DATA FOR THIS EXERCISE:
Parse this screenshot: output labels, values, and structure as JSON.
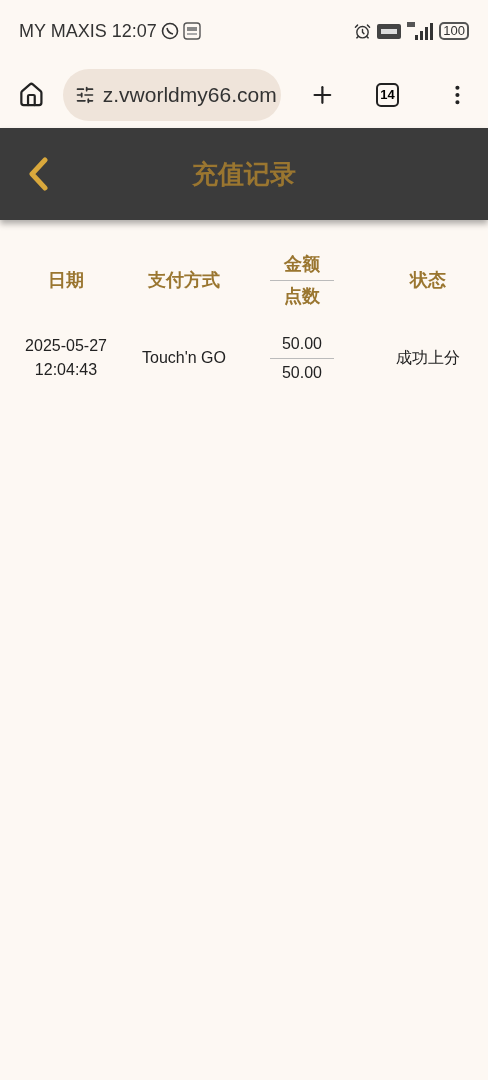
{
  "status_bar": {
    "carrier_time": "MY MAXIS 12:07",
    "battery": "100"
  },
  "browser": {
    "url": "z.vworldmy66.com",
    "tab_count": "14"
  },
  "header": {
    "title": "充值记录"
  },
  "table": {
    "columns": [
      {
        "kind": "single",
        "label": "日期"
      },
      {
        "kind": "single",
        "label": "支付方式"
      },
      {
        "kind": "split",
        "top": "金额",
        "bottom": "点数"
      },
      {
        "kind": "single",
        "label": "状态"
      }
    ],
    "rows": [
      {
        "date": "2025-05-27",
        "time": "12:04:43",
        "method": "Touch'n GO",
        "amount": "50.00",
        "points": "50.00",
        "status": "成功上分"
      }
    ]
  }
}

---

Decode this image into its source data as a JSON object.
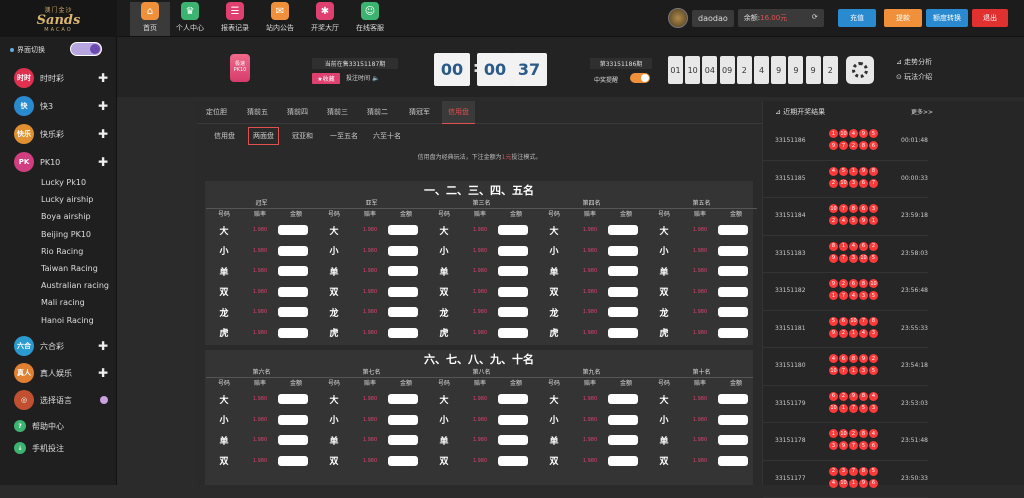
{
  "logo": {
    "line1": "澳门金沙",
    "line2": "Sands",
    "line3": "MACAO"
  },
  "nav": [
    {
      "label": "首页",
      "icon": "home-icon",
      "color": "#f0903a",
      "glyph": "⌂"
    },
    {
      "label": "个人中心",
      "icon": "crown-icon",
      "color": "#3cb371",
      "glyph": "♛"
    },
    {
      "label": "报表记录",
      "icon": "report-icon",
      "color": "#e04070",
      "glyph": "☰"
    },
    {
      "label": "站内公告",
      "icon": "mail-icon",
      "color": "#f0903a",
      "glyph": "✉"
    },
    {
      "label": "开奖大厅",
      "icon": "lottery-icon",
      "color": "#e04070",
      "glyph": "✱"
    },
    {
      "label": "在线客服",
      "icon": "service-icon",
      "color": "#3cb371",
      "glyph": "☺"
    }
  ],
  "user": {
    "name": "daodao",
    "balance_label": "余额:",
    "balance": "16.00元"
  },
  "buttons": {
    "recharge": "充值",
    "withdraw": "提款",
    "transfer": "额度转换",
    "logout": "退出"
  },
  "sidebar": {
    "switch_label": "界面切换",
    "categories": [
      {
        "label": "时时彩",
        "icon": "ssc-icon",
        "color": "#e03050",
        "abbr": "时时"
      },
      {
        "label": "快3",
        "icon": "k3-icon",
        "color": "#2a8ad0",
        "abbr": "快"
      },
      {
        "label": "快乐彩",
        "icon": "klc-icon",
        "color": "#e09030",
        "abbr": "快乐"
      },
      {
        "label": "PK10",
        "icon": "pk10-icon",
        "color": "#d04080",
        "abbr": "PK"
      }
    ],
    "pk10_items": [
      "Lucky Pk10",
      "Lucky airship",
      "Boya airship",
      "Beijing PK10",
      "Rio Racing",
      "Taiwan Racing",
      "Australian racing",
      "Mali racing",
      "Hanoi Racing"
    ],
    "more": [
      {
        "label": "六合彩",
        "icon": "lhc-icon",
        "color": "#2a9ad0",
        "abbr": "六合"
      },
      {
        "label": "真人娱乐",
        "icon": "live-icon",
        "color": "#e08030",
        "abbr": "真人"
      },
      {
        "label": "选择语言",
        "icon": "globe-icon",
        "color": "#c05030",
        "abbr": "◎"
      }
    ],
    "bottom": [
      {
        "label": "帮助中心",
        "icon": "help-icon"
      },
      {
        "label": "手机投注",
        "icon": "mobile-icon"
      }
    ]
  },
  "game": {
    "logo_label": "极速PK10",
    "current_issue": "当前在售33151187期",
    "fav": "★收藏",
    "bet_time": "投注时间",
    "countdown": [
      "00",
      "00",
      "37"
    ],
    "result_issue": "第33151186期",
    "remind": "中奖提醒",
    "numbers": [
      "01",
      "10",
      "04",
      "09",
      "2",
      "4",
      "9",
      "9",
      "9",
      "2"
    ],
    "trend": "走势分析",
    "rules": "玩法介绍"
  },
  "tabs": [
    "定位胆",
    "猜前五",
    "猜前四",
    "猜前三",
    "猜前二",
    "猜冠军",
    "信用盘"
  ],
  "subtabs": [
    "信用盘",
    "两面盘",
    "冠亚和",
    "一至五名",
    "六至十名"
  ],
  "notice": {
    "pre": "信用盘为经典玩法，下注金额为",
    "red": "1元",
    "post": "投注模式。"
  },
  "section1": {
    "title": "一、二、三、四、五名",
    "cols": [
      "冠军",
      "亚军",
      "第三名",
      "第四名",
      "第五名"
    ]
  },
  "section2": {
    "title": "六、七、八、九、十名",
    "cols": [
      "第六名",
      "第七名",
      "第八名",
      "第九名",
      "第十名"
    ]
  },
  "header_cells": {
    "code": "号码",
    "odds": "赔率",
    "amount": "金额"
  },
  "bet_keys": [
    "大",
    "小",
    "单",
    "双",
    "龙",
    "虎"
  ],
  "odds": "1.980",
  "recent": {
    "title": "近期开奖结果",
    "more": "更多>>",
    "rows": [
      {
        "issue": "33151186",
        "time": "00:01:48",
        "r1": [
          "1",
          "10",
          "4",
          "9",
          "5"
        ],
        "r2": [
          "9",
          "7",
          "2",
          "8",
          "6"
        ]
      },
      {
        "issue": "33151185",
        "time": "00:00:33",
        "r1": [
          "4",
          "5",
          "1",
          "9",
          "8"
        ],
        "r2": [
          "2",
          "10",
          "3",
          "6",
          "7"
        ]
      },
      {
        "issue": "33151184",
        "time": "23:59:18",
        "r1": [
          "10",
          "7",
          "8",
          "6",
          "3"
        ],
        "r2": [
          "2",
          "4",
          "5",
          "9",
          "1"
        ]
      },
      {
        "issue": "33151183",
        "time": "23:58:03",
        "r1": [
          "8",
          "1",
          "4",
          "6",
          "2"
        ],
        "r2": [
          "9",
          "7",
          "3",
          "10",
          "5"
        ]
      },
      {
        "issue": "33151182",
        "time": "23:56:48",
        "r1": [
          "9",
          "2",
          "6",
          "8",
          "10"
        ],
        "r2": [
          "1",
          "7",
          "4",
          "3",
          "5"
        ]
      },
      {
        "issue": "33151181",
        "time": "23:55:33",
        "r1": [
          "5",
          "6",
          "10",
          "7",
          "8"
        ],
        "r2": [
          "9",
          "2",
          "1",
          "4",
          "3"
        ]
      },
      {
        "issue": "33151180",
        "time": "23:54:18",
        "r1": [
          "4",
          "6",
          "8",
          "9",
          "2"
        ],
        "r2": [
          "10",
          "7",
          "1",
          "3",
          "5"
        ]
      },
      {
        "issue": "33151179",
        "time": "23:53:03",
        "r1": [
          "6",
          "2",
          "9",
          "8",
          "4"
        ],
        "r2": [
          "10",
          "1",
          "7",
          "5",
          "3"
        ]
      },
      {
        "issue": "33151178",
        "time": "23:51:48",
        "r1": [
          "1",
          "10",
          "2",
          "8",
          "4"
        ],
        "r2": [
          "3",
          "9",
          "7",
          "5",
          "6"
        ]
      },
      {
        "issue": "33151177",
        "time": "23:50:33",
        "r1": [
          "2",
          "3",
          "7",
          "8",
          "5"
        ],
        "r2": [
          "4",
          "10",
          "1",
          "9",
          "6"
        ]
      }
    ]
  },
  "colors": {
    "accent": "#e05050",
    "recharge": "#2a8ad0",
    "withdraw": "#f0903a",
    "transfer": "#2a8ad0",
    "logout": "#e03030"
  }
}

DIRECTIONS:
Scan the entries above and work out how many lines include the word "JSON"; the reply is that number alone.

OUTPUT OF THE EXERCISE:
2